__DATA FOR THIS EXERCISE__:
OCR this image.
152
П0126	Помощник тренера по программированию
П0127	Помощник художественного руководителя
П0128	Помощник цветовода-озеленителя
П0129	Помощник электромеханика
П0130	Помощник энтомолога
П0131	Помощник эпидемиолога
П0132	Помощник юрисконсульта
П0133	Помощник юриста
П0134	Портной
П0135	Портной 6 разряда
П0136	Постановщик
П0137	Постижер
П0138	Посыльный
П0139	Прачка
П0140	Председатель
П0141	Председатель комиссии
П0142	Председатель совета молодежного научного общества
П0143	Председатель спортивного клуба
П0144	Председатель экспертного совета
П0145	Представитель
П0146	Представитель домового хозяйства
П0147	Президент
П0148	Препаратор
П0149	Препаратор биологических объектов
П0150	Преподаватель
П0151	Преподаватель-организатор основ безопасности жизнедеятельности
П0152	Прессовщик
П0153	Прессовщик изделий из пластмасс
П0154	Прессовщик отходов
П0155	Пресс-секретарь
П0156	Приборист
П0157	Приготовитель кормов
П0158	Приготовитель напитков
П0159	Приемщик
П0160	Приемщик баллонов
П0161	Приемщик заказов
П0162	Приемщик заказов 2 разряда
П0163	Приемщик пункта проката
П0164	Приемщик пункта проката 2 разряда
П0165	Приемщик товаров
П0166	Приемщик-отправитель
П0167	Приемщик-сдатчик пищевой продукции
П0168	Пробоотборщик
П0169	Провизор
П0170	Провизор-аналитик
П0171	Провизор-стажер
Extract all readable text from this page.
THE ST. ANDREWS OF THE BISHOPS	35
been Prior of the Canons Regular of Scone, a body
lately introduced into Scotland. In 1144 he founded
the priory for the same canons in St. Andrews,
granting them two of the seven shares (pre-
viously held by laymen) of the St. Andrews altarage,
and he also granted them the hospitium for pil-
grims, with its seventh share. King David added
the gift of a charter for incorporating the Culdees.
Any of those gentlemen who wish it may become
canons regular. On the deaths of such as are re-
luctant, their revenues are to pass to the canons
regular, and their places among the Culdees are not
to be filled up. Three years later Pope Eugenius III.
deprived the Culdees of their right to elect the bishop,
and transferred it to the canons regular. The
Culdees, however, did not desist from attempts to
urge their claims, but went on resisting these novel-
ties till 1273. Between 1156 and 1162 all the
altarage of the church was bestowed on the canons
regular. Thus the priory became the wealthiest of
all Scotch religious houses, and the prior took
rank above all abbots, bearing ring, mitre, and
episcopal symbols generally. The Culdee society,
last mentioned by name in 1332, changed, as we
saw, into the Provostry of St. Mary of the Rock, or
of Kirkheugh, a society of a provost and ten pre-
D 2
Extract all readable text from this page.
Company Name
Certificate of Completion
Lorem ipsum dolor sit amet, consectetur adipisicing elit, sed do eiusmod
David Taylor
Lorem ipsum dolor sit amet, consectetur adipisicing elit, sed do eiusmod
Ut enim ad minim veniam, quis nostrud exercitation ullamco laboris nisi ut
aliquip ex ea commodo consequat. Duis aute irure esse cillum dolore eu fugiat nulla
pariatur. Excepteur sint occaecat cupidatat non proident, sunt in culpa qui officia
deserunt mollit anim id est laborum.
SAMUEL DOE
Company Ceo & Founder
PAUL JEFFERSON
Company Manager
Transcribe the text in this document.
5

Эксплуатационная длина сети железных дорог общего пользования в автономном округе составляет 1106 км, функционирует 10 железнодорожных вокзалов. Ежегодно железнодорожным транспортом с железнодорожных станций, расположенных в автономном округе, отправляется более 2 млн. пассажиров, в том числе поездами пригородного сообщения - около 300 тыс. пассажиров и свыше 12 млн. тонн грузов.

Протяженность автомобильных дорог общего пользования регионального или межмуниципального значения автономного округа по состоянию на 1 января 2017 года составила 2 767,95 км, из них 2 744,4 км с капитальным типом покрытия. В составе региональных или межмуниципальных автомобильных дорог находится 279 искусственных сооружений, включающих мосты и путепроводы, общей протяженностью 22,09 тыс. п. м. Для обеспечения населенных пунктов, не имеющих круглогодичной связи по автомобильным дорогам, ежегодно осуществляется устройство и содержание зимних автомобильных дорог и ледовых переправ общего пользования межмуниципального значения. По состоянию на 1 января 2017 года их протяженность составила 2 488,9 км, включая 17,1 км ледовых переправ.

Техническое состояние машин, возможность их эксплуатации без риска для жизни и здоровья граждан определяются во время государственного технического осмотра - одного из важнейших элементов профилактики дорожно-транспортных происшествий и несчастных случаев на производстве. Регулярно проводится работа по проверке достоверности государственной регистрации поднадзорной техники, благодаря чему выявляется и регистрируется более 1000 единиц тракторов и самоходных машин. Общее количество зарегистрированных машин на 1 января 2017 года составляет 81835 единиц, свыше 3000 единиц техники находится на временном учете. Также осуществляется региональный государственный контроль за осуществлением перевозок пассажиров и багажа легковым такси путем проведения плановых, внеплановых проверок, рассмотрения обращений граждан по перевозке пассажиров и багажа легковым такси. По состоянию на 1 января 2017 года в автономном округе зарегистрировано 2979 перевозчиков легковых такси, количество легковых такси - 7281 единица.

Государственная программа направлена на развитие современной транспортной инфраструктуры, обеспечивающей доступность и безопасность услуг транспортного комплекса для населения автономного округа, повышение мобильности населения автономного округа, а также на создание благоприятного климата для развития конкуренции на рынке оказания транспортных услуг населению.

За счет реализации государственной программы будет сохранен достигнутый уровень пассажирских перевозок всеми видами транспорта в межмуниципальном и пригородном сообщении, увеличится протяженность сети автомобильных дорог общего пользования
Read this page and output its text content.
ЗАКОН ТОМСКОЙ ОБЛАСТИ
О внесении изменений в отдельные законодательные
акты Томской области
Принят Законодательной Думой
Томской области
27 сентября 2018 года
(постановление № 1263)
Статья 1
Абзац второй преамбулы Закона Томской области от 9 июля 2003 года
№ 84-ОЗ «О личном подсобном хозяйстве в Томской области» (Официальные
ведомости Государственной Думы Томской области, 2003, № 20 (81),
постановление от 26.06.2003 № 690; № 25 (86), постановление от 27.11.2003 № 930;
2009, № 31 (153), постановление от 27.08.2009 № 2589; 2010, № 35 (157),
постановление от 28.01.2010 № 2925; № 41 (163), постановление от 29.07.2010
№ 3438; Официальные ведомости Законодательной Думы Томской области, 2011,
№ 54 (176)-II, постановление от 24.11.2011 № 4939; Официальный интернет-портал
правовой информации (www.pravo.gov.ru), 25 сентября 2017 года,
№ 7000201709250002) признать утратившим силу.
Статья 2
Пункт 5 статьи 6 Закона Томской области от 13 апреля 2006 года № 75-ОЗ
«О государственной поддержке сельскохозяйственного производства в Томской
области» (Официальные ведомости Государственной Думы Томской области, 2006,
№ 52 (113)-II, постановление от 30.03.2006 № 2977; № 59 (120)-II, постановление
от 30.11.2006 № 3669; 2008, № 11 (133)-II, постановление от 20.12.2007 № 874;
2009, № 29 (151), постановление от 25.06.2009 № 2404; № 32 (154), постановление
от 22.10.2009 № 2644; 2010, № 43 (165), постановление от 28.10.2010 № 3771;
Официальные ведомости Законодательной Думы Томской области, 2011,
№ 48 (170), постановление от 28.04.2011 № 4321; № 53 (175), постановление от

__GOAL__: For this exercise, gather every line of the data that contains the word "their".

__SOLUTION FOR THIS TASK__:
luctant, their revenues are to pass to the canons
regular, and their places among the Culdees are not
deprived the Culdees of their right to elect the bishop,
urge their claims, but went on resisting these novel-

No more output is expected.